» **Problem details**: Determine the number of lines that contain the word "page", then state that number and nothing more.

» **Dataset records**:

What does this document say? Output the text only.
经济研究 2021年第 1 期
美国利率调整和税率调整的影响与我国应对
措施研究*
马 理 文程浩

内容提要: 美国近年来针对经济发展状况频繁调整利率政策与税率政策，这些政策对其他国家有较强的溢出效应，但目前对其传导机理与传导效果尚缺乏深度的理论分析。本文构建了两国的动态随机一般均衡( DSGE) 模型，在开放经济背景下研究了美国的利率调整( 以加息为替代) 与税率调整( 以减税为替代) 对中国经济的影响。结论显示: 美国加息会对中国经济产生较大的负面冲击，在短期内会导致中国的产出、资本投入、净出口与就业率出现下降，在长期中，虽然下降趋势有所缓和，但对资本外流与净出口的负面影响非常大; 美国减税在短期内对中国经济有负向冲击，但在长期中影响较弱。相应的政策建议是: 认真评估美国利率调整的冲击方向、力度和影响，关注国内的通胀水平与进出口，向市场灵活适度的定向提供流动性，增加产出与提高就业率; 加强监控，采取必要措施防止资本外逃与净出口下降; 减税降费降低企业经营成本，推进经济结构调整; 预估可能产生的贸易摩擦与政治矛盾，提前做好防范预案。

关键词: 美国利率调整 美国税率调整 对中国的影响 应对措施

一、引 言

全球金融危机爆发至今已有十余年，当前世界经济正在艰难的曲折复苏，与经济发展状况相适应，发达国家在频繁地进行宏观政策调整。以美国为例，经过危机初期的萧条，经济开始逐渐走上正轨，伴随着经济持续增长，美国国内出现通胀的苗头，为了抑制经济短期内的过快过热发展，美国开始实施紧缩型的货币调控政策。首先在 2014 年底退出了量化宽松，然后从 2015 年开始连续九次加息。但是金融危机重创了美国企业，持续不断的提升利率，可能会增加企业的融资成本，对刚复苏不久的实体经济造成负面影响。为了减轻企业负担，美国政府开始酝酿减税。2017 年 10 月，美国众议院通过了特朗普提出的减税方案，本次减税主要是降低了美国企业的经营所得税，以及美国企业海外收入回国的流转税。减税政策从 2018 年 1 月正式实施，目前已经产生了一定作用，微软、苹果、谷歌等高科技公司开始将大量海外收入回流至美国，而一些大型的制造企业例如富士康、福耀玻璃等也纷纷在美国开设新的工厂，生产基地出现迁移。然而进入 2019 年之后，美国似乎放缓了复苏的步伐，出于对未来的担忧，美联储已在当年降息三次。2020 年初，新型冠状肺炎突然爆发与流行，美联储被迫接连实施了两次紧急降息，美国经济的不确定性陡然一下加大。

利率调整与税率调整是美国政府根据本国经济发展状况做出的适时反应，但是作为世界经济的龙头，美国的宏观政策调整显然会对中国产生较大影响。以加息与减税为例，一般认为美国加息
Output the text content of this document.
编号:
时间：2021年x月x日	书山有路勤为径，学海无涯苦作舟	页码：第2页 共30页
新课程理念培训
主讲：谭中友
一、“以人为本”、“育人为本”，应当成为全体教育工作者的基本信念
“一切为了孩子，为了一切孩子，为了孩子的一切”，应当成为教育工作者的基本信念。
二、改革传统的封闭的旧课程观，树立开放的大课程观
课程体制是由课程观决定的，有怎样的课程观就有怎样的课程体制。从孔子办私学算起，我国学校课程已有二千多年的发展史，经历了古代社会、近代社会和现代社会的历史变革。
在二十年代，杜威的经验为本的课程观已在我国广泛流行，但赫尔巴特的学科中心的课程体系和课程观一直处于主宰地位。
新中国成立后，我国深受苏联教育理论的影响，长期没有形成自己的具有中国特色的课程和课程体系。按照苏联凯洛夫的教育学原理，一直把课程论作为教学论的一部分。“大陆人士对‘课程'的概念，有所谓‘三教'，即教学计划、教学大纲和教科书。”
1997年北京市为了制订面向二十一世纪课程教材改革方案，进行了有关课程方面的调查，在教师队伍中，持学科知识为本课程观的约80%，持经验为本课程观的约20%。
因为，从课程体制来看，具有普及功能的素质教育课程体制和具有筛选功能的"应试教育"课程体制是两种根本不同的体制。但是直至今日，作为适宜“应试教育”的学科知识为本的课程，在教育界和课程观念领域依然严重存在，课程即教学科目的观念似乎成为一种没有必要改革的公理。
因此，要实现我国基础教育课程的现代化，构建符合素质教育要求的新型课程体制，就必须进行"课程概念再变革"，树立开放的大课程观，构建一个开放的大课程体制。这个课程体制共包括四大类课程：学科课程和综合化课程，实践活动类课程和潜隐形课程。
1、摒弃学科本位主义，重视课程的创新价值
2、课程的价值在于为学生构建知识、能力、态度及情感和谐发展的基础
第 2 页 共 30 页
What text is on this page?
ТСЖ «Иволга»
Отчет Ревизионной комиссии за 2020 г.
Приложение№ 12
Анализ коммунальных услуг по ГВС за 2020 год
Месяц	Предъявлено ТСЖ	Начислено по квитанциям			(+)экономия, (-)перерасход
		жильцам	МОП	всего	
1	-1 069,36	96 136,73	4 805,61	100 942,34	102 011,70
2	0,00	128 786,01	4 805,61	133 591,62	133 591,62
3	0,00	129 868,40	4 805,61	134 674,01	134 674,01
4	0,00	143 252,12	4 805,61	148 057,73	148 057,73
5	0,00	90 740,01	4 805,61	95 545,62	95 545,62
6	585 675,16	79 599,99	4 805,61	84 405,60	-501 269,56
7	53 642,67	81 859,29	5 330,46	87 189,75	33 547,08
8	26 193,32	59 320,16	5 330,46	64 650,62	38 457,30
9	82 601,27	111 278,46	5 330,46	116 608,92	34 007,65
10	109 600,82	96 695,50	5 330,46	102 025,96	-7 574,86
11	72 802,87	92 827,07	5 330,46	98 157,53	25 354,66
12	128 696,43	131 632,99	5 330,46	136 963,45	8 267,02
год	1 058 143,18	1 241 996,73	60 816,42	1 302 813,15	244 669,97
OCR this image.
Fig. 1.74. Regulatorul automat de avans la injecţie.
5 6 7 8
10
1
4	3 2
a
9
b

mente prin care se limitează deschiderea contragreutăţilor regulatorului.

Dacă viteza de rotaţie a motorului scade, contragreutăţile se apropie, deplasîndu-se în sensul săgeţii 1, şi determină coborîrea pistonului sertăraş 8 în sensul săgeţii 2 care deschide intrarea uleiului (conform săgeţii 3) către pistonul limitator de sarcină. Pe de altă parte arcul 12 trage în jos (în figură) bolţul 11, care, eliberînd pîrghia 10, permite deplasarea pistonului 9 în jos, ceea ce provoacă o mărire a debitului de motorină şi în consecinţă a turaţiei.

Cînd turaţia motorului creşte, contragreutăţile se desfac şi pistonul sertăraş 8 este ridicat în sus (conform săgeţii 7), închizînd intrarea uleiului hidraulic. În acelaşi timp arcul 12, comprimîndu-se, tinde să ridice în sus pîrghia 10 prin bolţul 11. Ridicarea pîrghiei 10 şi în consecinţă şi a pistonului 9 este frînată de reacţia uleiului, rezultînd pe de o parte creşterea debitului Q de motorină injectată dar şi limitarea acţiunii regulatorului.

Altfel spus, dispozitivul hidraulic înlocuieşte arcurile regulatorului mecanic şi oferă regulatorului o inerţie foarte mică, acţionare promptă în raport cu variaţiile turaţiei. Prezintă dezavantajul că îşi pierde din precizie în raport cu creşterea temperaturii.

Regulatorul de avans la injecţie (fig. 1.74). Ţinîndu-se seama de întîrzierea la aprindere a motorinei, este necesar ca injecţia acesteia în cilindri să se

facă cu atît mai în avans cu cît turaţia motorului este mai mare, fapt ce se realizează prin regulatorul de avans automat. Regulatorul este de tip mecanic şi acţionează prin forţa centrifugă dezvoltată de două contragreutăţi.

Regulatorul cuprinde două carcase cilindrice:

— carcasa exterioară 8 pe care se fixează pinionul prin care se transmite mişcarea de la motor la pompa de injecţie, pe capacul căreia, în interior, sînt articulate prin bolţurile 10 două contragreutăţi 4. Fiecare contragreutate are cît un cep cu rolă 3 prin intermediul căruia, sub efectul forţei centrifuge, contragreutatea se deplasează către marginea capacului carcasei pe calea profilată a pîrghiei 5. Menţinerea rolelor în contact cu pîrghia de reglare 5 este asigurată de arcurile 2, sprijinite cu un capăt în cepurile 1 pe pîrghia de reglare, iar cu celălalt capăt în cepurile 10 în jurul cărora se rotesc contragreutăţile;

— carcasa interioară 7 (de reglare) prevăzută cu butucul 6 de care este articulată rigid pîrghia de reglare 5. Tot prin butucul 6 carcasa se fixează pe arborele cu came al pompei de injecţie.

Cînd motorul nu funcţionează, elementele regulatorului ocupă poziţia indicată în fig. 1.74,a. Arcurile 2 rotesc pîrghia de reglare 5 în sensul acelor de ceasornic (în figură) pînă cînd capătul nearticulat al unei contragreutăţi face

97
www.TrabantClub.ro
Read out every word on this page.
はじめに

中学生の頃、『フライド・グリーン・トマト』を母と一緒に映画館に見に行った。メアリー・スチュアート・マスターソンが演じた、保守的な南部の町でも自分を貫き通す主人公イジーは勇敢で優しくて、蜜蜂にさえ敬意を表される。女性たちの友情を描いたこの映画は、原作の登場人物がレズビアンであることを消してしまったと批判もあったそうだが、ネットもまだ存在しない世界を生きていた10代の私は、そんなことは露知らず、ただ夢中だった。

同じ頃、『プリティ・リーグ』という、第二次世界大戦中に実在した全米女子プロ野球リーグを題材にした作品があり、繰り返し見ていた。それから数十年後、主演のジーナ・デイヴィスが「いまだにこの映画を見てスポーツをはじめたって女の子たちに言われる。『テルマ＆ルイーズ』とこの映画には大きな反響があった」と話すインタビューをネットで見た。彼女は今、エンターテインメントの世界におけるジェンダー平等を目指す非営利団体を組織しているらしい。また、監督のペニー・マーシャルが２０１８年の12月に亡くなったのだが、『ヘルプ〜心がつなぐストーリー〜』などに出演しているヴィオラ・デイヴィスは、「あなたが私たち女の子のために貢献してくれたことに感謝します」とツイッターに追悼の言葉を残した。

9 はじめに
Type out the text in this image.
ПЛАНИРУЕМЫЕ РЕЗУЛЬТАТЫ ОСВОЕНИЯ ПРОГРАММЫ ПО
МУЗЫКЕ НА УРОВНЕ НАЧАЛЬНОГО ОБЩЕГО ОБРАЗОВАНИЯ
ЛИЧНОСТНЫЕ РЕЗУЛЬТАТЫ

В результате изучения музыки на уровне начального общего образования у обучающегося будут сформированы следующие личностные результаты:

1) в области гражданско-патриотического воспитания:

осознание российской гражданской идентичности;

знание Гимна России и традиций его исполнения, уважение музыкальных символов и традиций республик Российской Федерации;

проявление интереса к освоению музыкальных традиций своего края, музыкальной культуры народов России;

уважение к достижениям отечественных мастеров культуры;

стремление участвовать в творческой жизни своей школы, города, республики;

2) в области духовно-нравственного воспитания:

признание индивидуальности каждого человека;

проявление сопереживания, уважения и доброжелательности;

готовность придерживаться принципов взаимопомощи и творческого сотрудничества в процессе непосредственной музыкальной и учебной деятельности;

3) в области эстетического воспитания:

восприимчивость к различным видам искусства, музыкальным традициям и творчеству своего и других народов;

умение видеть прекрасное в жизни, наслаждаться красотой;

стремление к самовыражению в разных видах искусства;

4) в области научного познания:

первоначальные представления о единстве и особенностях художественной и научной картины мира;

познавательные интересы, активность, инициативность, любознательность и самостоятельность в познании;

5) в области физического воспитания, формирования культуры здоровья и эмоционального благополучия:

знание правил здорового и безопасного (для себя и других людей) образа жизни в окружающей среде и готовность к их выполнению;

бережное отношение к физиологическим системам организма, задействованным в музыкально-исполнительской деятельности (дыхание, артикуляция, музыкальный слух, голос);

» **Task solution**: 2